• YOUR ASSIGNMENT: Continue the article on the Governors Ball Music Festival from its last sentence.

• PASSAGE TO READ:
[Start of Attachment]

The Governors Ball Music Festival (commonly known as Governors Ball or Gov Ball) is a multi-day music festival held in New York City. Launched in 2011 by original founders Jordan Wolowitz, Tom Russell, Yoni Reisman, the festival features an array of genres and styles of music, including rock, electronic, hip-hop, indie, Americana, pop, folk, and more. It is produced by Founders Entertainment, a festival promotion company based in New York City, which also produces The Meadows Music & Arts Festival.  Aside from the wide variety of music, the festival features a multitude of popular New York restaurants and food trucks, as well as activities and games.

History

2011
The inaugural Governors Ball was held on June 18, 2011, on Governors Island in New York City. The one-day festival was headlined by Girl Talk, Pretty Lights, and Empire of the Sun. Governors Ball Music festival 2011 amassed the highest attendance of any event in the history of Governors Island, outselling Dave Matthews Band Caravan and Bassnectar's Bass Island in 2011. Reviews for the 2011 festival were positive, with Flavorwire reporting, "As many area festival attempts often fall flat due to poor execution, the Governors Ball was a pleasant exception to the rule, leaving us looking forward to its return next year," and Gothamist reporting, "A gorgeous day at Governors Island...everyone seemed to leave sunburned and happy."

[End of Attachment]

• SUPPLIED ENTRIES:
[Start of Attachment]

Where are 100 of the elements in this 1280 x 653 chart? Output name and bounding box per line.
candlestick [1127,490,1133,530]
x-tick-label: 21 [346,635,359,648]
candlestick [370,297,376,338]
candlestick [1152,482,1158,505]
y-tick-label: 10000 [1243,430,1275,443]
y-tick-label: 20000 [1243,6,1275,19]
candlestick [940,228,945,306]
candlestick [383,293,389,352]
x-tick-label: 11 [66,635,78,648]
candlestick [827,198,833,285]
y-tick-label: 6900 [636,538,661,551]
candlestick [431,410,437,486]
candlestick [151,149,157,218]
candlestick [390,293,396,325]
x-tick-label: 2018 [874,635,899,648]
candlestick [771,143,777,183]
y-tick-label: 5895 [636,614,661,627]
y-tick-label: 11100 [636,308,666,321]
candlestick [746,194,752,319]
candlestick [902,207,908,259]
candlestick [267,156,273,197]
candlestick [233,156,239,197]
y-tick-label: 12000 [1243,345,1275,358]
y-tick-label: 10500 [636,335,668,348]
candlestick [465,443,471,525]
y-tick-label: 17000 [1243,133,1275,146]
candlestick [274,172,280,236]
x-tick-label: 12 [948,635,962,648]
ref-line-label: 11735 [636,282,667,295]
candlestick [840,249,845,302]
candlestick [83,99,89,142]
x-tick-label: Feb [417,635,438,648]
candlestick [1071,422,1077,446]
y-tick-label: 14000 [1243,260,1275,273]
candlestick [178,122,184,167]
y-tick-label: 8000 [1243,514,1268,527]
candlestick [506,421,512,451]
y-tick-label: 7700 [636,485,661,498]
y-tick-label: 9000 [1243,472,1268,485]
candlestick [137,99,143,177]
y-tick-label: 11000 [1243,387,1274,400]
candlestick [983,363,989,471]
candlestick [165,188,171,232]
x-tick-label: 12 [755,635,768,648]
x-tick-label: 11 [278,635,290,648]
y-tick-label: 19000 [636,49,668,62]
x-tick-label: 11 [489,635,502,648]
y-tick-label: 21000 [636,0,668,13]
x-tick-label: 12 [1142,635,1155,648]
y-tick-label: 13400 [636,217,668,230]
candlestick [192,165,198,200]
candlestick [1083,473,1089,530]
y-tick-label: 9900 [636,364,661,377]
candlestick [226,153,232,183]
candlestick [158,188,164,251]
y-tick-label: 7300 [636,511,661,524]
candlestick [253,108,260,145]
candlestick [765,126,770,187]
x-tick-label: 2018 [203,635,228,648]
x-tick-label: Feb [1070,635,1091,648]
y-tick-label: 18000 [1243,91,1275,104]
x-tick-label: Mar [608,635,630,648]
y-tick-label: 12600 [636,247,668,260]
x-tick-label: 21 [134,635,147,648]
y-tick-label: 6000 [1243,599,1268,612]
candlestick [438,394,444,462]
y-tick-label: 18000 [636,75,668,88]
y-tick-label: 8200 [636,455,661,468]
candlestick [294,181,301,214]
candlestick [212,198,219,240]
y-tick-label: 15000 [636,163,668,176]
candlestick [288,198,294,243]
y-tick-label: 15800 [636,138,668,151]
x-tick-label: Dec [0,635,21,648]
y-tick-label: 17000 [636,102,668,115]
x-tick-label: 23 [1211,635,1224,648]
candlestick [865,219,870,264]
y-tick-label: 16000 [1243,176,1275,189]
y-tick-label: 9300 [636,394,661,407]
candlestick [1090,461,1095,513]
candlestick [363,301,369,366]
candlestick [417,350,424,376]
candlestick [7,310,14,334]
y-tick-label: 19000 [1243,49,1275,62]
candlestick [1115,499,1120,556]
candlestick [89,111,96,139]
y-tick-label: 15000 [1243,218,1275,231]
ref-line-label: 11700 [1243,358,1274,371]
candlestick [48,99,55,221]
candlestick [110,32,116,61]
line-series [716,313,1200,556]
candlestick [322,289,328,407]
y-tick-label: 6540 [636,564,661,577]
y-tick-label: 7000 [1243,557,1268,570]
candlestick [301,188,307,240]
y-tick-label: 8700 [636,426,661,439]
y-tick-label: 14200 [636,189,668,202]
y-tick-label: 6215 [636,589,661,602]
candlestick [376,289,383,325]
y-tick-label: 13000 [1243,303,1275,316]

[End of Attachment]

• WRITTEN REPLY:
2012 
Governors Ball 2012, the second year of the festival, was held June 23–24, 2012, on Randall's Island in New York City. Expanding to a two-day event, the festival featured many more acts in order to fill both days. The 2012 version of the festival was headlined by Beck, Passion Pit, Kid Cudi, and Modest Mouse. Randall's Island was chosen as the new venue of the festival due to the event's growth.  Food offerings at the 2012 event included Coolhaus ice cream, Luke's Lobster, Waffles & Dinges, Mexicue, Food Freaks, Philz Steaks, Ports Coffee, and Pie for the People. Activities at the event included lawn games such as cornhole, ladder golf, and croquet (sponsored by Zog Sports), ping pong (sponsored by SPiN New York), and silent disco. Reviews of the 2012 festival were positive, with Time Out NY saying: "[Governors Ball] has all the necessities of a first-class music fest," and Vogue noting, "The summer music festival New Yorkers can finally call their own."

2013

Shortly after the 2012 festival, Founders Entertainment announced that the 2013 festival would take place on June 7–9 on Randall's Island.

It rained heavily on the Friday, June 7, the opening day of the festival, which caused massive transportation delays to and from the island.  The festival was also forced to shut down early on Friday evening due to weather-related safety concerns, and several performers were cancelled, including headliner Kings of Leon. Much of the surface of the green lawns in the festival grounds had become mud by Saturday morning, thus there were extremely muddy conditions for most of the festival.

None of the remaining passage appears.